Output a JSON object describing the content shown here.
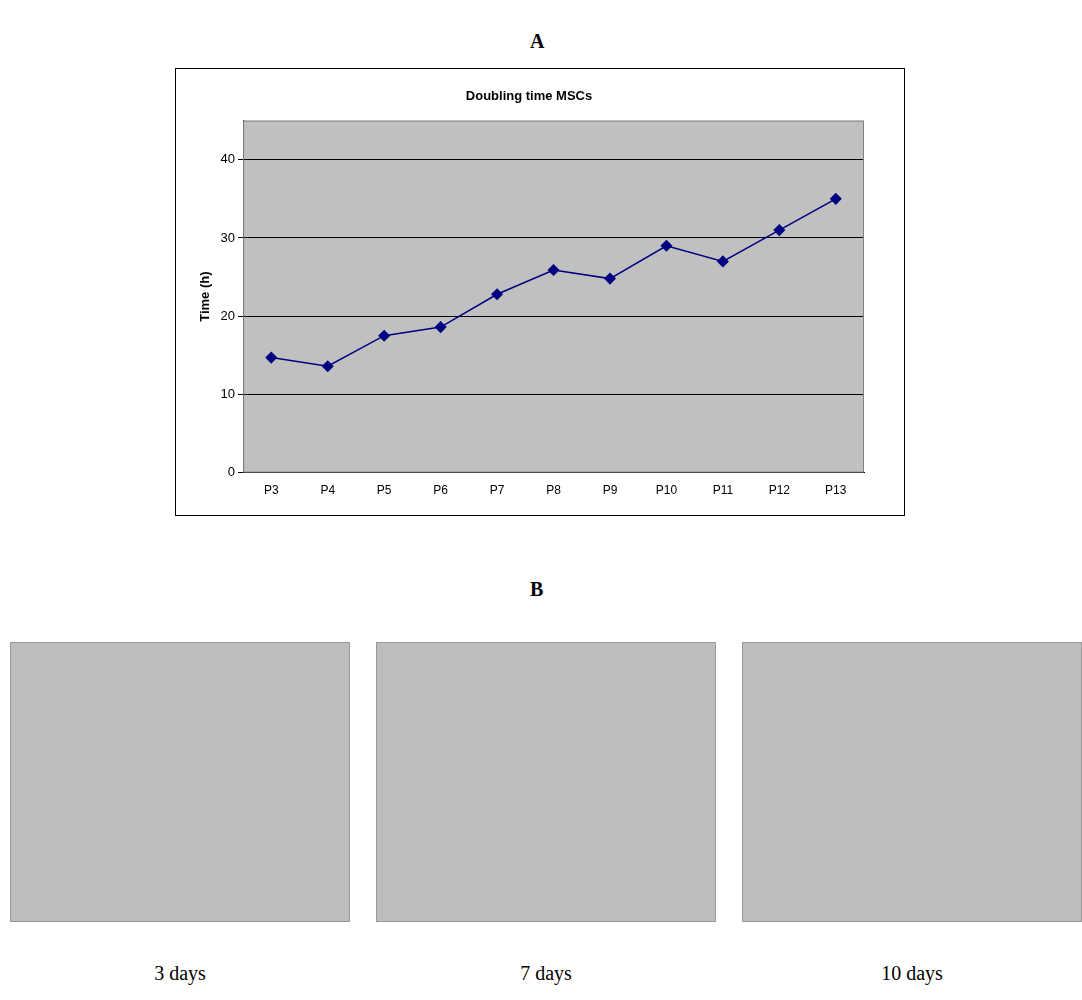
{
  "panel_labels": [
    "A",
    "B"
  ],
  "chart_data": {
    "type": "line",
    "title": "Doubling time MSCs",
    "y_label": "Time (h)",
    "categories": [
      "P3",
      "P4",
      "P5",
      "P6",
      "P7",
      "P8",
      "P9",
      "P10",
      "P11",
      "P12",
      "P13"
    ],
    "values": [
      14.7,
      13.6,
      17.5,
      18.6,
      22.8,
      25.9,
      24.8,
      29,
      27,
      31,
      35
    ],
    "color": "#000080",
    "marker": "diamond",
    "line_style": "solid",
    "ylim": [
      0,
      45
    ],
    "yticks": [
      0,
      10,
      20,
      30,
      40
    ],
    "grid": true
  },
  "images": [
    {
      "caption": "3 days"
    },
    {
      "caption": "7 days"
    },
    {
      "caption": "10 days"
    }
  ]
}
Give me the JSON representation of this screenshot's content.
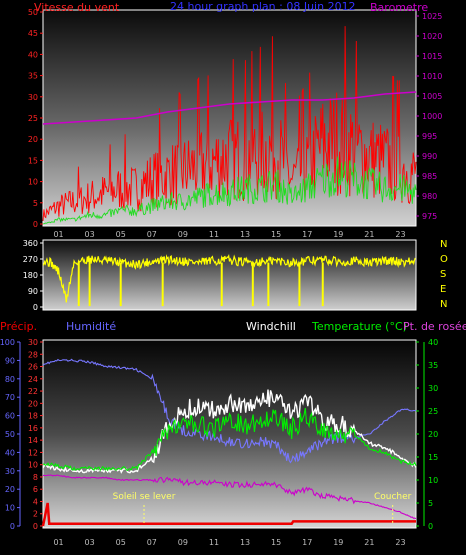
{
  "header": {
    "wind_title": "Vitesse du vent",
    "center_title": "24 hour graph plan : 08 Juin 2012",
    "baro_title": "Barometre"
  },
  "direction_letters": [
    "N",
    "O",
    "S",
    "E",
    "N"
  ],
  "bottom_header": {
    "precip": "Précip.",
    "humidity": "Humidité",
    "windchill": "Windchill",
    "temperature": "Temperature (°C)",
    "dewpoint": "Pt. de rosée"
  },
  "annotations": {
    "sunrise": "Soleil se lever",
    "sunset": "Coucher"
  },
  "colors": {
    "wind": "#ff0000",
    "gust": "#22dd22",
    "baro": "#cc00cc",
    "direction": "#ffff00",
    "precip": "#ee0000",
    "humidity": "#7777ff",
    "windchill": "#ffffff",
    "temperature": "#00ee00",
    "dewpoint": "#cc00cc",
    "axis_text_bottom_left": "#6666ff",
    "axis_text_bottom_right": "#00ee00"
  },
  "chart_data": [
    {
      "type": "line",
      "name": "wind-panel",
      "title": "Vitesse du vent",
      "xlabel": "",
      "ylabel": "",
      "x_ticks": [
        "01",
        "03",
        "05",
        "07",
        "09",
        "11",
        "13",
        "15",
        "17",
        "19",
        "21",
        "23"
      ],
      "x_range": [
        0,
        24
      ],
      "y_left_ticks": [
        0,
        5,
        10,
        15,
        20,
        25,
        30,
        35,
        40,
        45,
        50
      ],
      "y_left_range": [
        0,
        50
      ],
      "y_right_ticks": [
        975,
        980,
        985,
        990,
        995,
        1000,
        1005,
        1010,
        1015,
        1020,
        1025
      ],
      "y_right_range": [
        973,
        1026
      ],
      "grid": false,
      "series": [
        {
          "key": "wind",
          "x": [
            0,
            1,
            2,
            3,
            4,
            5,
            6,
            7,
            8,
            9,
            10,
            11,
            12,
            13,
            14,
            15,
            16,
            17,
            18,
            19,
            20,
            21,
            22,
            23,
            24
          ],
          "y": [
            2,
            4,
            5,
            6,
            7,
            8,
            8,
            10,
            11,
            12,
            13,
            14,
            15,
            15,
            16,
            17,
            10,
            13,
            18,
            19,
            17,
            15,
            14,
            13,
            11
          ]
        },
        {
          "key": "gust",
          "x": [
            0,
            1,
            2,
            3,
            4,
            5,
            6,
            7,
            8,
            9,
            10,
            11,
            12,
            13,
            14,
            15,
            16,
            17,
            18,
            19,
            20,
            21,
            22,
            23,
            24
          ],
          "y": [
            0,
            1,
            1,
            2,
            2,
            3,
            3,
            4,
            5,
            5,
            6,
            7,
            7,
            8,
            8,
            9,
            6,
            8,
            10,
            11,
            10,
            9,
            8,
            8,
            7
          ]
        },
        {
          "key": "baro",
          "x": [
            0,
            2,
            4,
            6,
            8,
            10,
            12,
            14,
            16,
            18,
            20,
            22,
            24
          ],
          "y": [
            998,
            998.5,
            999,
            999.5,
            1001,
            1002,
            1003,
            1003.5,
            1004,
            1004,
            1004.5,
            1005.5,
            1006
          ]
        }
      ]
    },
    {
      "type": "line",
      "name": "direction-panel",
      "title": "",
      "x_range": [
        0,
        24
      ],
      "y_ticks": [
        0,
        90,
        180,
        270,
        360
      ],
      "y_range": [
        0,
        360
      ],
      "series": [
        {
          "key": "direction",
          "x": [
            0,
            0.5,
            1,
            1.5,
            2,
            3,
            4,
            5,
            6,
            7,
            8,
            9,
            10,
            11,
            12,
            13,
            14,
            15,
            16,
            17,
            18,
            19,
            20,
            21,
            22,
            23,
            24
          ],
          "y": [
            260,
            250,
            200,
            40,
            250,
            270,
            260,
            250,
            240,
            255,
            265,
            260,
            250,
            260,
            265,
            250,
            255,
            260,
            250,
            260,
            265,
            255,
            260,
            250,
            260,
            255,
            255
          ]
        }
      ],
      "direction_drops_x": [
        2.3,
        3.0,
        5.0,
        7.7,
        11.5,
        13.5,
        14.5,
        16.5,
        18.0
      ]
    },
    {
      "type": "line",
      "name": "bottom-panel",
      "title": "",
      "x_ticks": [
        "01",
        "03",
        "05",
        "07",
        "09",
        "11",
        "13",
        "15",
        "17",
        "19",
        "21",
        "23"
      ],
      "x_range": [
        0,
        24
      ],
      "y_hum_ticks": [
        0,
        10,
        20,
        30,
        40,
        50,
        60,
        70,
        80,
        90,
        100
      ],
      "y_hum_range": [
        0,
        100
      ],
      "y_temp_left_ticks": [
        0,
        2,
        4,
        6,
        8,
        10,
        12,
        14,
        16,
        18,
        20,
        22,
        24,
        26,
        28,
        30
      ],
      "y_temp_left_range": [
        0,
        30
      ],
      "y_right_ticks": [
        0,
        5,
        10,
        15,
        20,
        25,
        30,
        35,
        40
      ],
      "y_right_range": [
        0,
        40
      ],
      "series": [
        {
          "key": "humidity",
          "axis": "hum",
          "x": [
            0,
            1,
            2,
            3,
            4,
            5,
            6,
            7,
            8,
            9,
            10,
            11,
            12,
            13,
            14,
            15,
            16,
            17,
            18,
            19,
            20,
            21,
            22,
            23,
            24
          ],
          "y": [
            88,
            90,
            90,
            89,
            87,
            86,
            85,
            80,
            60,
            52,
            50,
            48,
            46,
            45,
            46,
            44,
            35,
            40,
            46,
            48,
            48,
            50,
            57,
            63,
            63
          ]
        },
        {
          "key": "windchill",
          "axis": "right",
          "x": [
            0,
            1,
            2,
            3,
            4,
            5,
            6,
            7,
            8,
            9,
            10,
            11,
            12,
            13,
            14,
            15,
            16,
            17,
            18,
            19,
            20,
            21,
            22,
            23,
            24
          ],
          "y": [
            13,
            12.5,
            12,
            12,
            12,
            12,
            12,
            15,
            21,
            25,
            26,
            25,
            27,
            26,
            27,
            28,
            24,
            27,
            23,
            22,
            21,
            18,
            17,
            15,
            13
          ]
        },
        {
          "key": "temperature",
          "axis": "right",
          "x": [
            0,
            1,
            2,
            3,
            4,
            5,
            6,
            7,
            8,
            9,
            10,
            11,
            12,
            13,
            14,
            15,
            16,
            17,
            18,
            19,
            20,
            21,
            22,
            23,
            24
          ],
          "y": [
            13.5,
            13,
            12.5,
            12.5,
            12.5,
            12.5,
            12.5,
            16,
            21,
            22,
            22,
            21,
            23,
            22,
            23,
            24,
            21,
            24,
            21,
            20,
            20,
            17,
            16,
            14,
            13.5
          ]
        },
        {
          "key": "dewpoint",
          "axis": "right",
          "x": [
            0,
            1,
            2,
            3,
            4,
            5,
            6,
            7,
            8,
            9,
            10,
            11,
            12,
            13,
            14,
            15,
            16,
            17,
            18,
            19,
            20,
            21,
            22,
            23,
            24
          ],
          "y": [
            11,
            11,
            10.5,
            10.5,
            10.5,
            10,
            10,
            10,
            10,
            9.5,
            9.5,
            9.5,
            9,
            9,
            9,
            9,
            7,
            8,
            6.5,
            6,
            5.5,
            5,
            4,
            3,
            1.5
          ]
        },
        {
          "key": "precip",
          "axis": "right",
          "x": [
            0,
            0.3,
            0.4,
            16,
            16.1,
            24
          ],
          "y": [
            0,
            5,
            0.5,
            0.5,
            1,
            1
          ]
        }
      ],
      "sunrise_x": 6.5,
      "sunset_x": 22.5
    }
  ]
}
=-=-=-=-=
## WORK INSTRUCTIONS
Pick out each line in the material containing "name".

## EXERCISE SOLUTION
      "name": "wind-panel",
      "name": "direction-panel",
      "name": "bottom-panel",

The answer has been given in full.